-- begin Supplied data --

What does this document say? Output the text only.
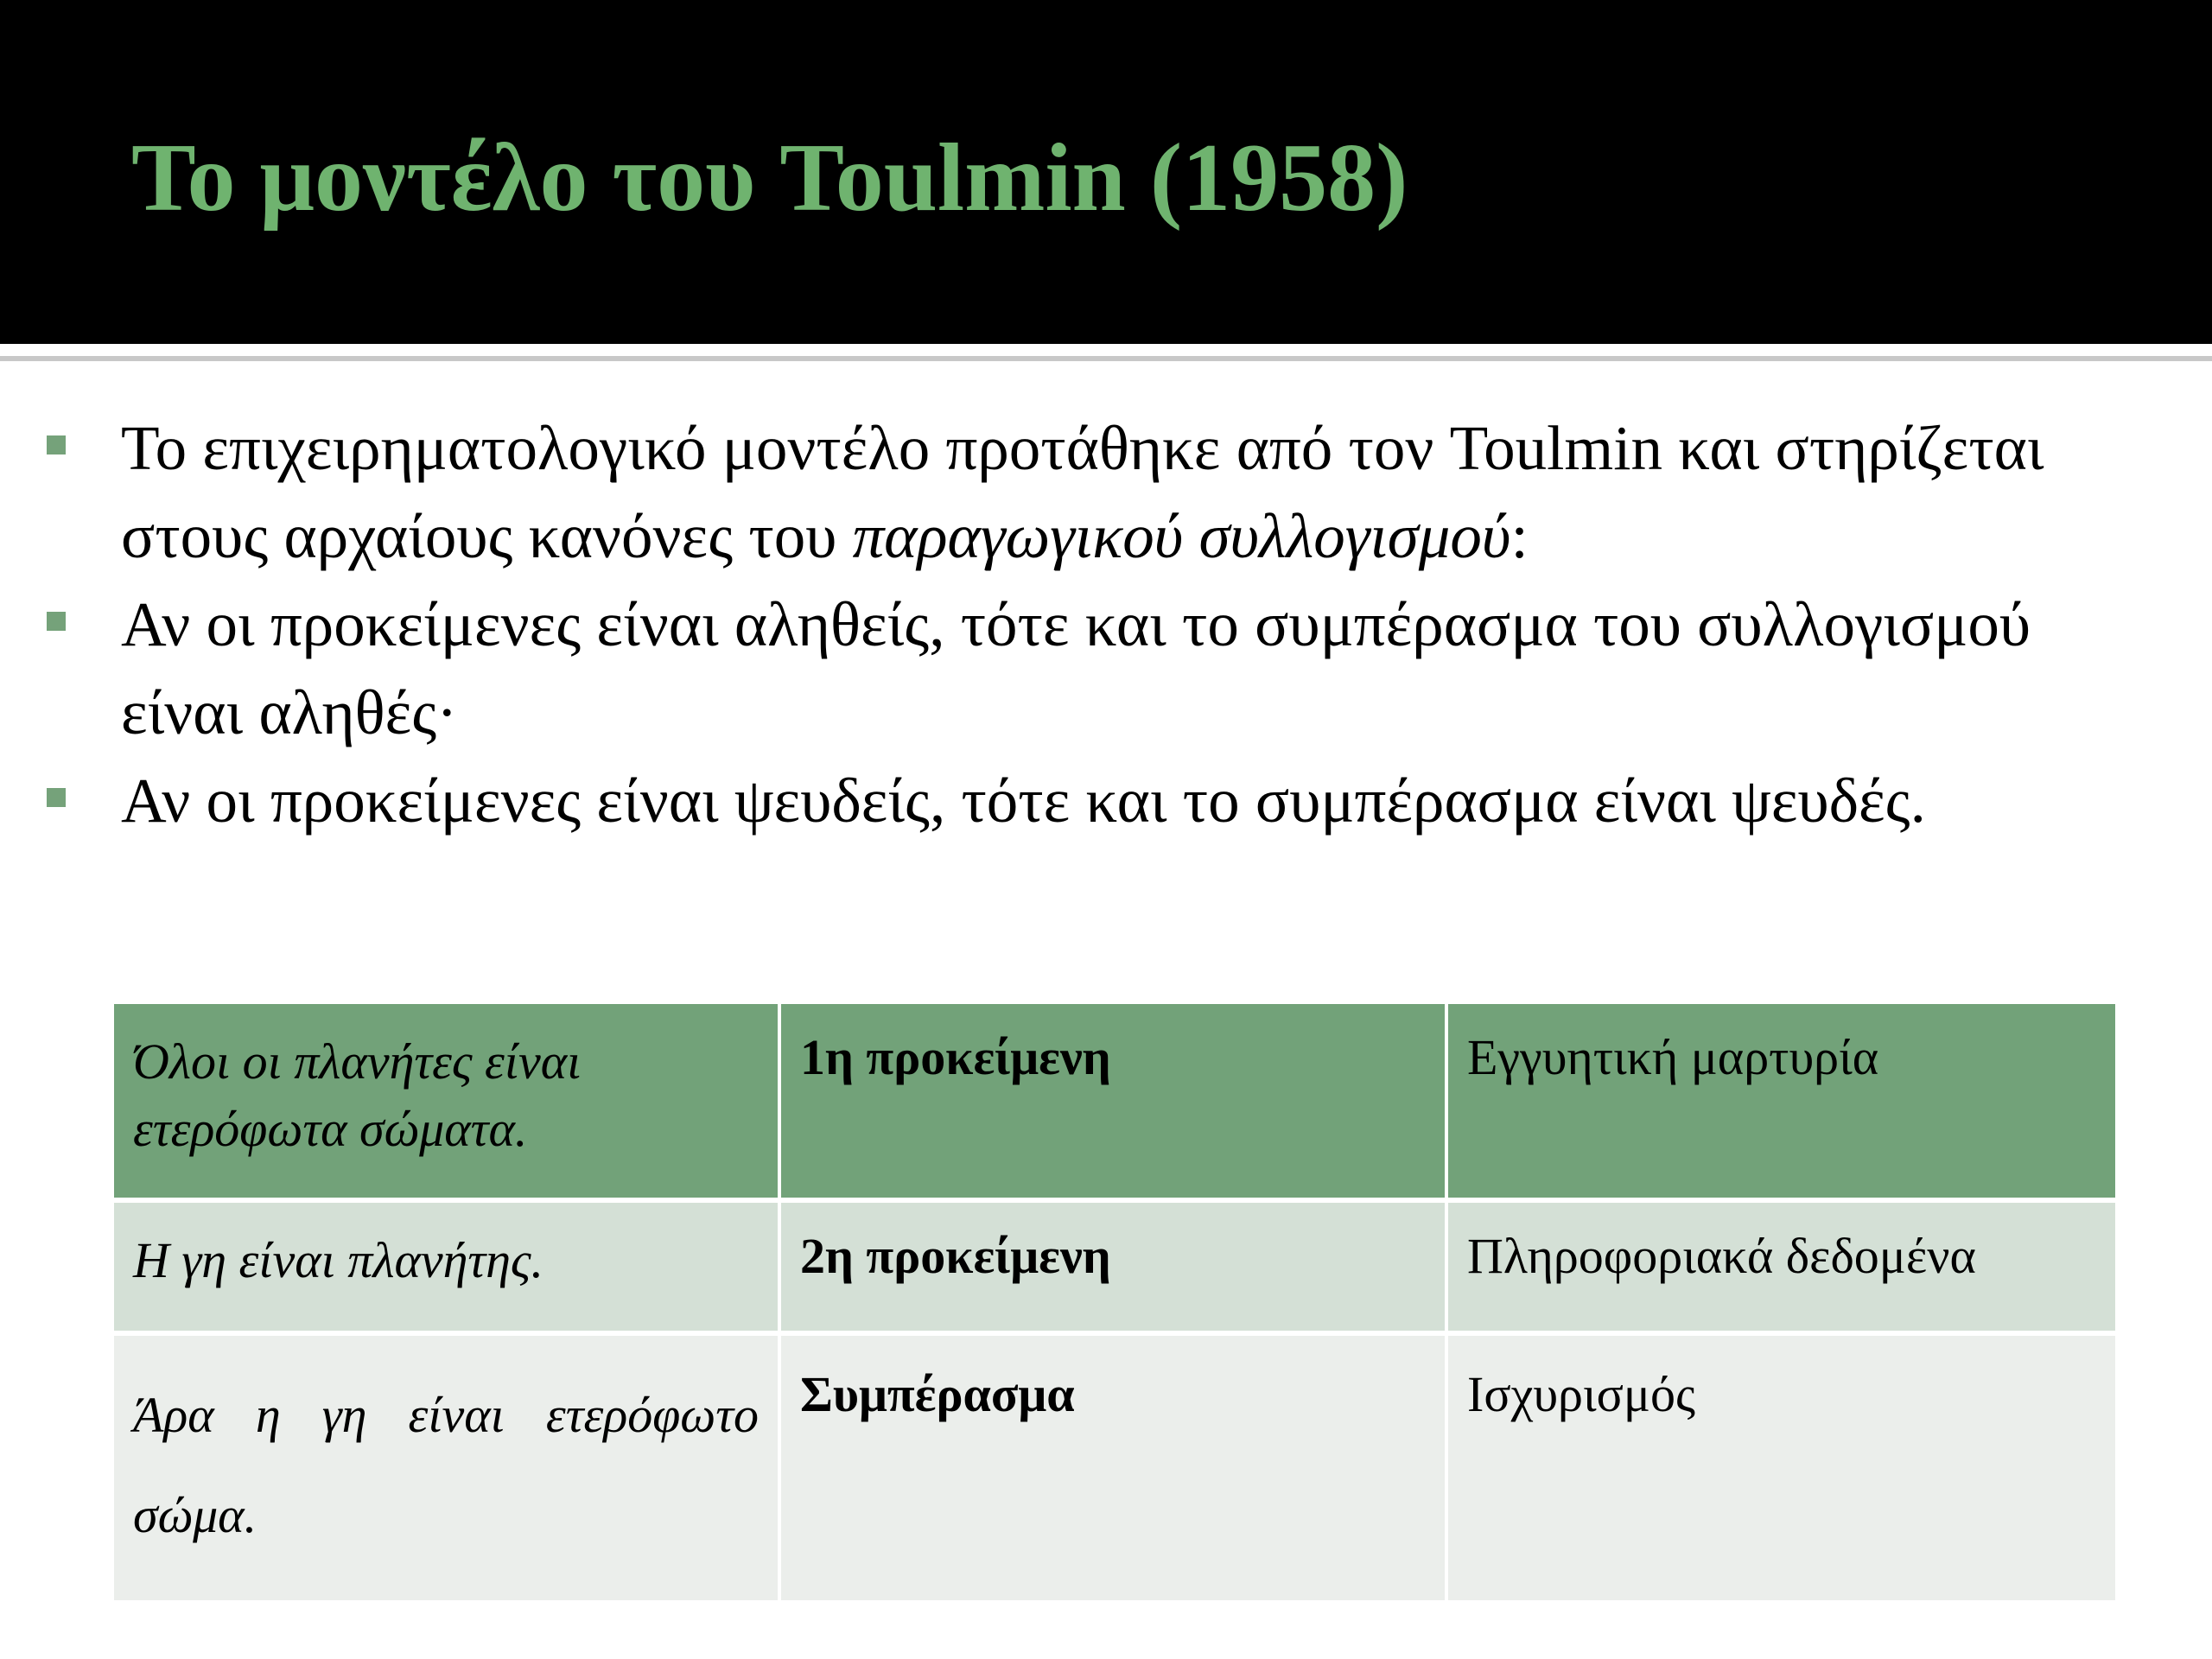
Το μοντέλο του Toulmin (1958)
Το επιχειρηματολογικό μοντέλο προτάθηκε από τον Toulmin και στηρίζεται στους αρχαίους κανόνες του παραγωγικού συλλογισμού:
Αν οι προκείμενες είναι αληθείς, τότε και το συμπέρασμα του συλλογισμού είναι αληθές·
Αν οι προκείμενες είναι ψευδείς, τότε και το συμπέρασμα είναι ψευδές.
Όλοι οι πλανήτες είναι ετερόφωτα σώματα.	1η προκείμενη	Εγγυητική μαρτυρία
Η γη είναι πλανήτης.	2η προκείμενη	Πληροφοριακά δεδομένα
Άρα η γη είναι ετερόφωτο σώμα.	Συμπέρασμα	Ισχυρισμός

-- end Supplied data --

◆ Do this
Repeat the full listing above exactly, with no pictures in the copy.

◆ Result of the exercise
What does this document say? Output the text only.
Το μοντέλο του Toulmin (1958)
Το επιχειρηματολογικό μοντέλο προτάθηκε από τον Toulmin και στηρίζεται στους αρχαίους κανόνες του παραγωγικού συλλογισμού:
Αν οι προκείμενες είναι αληθείς, τότε και το συμπέρασμα του συλλογισμού είναι αληθές·
Αν οι προκείμενες είναι ψευδείς, τότε και το συμπέρασμα είναι ψευδές.
Όλοι οι πλανήτες είναι ετερόφωτα σώματα.	1η προκείμενη	Εγγυητική μαρτυρία
Η γη είναι πλανήτης.	2η προκείμενη	Πληροφοριακά δεδομένα
Άρα η γη είναι ετερόφωτο σώμα.	Συμπέρασμα	Ισχυρισμός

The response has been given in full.